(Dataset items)
--- --- ---

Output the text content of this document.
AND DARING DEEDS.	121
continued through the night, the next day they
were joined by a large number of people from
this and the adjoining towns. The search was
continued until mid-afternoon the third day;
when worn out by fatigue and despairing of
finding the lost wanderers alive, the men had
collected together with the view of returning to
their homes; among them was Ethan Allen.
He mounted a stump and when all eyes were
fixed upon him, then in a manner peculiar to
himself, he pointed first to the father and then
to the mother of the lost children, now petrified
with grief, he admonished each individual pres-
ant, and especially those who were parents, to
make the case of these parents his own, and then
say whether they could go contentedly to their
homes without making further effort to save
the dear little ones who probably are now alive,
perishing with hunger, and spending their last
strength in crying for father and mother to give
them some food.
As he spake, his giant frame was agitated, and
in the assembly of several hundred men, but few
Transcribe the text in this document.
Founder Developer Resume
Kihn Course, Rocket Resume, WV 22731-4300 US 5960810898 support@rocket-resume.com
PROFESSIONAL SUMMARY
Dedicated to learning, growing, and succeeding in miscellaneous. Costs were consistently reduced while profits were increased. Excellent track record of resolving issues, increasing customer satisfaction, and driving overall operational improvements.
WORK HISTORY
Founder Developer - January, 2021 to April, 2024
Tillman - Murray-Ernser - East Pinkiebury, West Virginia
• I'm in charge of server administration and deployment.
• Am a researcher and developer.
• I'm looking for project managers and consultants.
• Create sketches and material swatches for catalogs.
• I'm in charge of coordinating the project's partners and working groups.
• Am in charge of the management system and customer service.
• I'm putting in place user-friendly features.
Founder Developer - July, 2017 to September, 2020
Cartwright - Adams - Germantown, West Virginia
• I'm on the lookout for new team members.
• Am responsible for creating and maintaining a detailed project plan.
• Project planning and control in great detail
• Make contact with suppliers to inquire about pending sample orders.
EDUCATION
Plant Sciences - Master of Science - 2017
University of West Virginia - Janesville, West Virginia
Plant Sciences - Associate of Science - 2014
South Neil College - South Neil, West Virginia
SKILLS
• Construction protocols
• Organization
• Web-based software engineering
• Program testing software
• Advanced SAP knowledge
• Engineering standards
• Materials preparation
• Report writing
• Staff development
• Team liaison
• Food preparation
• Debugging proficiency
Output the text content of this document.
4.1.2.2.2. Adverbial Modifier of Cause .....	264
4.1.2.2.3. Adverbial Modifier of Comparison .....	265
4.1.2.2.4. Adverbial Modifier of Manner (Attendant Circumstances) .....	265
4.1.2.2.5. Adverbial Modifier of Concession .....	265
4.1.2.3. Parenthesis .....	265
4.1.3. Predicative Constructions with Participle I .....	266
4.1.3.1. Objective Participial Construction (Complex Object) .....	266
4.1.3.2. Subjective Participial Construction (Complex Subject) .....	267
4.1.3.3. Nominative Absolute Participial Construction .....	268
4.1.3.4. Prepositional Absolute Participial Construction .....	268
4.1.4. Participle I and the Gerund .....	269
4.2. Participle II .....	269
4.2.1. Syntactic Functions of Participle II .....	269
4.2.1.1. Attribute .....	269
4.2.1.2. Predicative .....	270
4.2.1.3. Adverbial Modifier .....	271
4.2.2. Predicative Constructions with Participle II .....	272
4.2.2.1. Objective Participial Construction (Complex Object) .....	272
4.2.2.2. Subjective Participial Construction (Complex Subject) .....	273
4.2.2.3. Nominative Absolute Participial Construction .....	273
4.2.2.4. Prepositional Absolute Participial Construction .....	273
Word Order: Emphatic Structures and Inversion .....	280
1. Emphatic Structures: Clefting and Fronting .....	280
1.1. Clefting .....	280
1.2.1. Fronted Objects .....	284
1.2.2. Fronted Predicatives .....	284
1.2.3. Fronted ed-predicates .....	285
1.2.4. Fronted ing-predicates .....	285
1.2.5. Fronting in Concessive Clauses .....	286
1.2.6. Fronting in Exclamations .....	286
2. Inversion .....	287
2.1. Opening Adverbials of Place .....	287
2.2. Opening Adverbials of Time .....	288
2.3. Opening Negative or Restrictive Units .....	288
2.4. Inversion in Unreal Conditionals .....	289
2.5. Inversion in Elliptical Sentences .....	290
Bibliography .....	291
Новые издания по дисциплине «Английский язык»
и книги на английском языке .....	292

--- --- ---

▶ [What you have to do]: Repeat the entries shown above, every one, word for word.

▶ [Solution to this task]:
Output the text content of this document.
AND DARING DEEDS.	121
continued through the night, the next day they
were joined by a large number of people from
this and the adjoining towns. The search was
continued until mid-afternoon the third day;
when worn out by fatigue and despairing of
finding the lost wanderers alive, the men had
collected together with the view of returning to
their homes; among them was Ethan Allen.
He mounted a stump and when all eyes were
fixed upon him, then in a manner peculiar to
himself, he pointed first to the father and then
to the mother of the lost children, now petrified
with grief, he admonished each individual pres-
ant, and especially those who were parents, to
make the case of these parents his own, and then
say whether they could go contentedly to their
homes without making further effort to save
the dear little ones who probably are now alive,
perishing with hunger, and spending their last
strength in crying for father and mother to give
them some food.
As he spake, his giant frame was agitated, and
in the assembly of several hundred men, but few
Transcribe the text in this document.
Founder Developer Resume
Kihn Course, Rocket Resume, WV 22731-4300 US 5960810898 support@rocket-resume.com
PROFESSIONAL SUMMARY
Dedicated to learning, growing, and succeeding in miscellaneous. Costs were consistently reduced while profits were increased. Excellent track record of resolving issues, increasing customer satisfaction, and driving overall operational improvements.
WORK HISTORY
Founder Developer - January, 2021 to April, 2024
Tillman - Murray-Ernser - East Pinkiebury, West Virginia
• I'm in charge of server administration and deployment.
• Am a researcher and developer.
• I'm looking for project managers and consultants.
• Create sketches and material swatches for catalogs.
• I'm in charge of coordinating the project's partners and working groups.
• Am in charge of the management system and customer service.
• I'm putting in place user-friendly features.
Founder Developer - July, 2017 to September, 2020
Cartwright - Adams - Germantown, West Virginia
• I'm on the lookout for new team members.
• Am responsible for creating and maintaining a detailed project plan.
• Project planning and control in great detail
• Make contact with suppliers to inquire about pending sample orders.
EDUCATION
Plant Sciences - Master of Science - 2017
University of West Virginia - Janesville, West Virginia
Plant Sciences - Associate of Science - 2014
South Neil College - South Neil, West Virginia
SKILLS
• Construction protocols
• Organization
• Web-based software engineering
• Program testing software
• Advanced SAP knowledge
• Engineering standards
• Materials preparation
• Report writing
• Staff development
• Team liaison
• Food preparation
• Debugging proficiency
Output the text content of this document.
4.1.2.2.2. Adverbial Modifier of Cause .....	264
4.1.2.2.3. Adverbial Modifier of Comparison .....	265
4.1.2.2.4. Adverbial Modifier of Manner (Attendant Circumstances) .....	265
4.1.2.2.5. Adverbial Modifier of Concession .....	265
4.1.2.3. Parenthesis .....	265
4.1.3. Predicative Constructions with Participle I .....	266
4.1.3.1. Objective Participial Construction (Complex Object) .....	266
4.1.3.2. Subjective Participial Construction (Complex Subject) .....	267
4.1.3.3. Nominative Absolute Participial Construction .....	268
4.1.3.4. Prepositional Absolute Participial Construction .....	268
4.1.4. Participle I and the Gerund .....	269
4.2. Participle II .....	269
4.2.1. Syntactic Functions of Participle II .....	269
4.2.1.1. Attribute .....	269
4.2.1.2. Predicative .....	270
4.2.1.3. Adverbial Modifier .....	271
4.2.2. Predicative Constructions with Participle II .....	272
4.2.2.1. Objective Participial Construction (Complex Object) .....	272
4.2.2.2. Subjective Participial Construction (Complex Subject) .....	273
4.2.2.3. Nominative Absolute Participial Construction .....	273
4.2.2.4. Prepositional Absolute Participial Construction .....	273
Word Order: Emphatic Structures and Inversion .....	280
1. Emphatic Structures: Clefting and Fronting .....	280
1.1. Clefting .....	280
1.2.1. Fronted Objects .....	284
1.2.2. Fronted Predicatives .....	284
1.2.3. Fronted ed-predicates .....	285
1.2.4. Fronted ing-predicates .....	285
1.2.5. Fronting in Concessive Clauses .....	286
1.2.6. Fronting in Exclamations .....	286
2. Inversion .....	287
2.1. Opening Adverbials of Place .....	287
2.2. Opening Adverbials of Time .....	288
2.3. Opening Negative or Restrictive Units .....	288
2.4. Inversion in Unreal Conditionals .....	289
2.5. Inversion in Elliptical Sentences .....	290
Bibliography .....	291
Новые издания по дисциплине «Английский язык»
и книги на английском языке .....	292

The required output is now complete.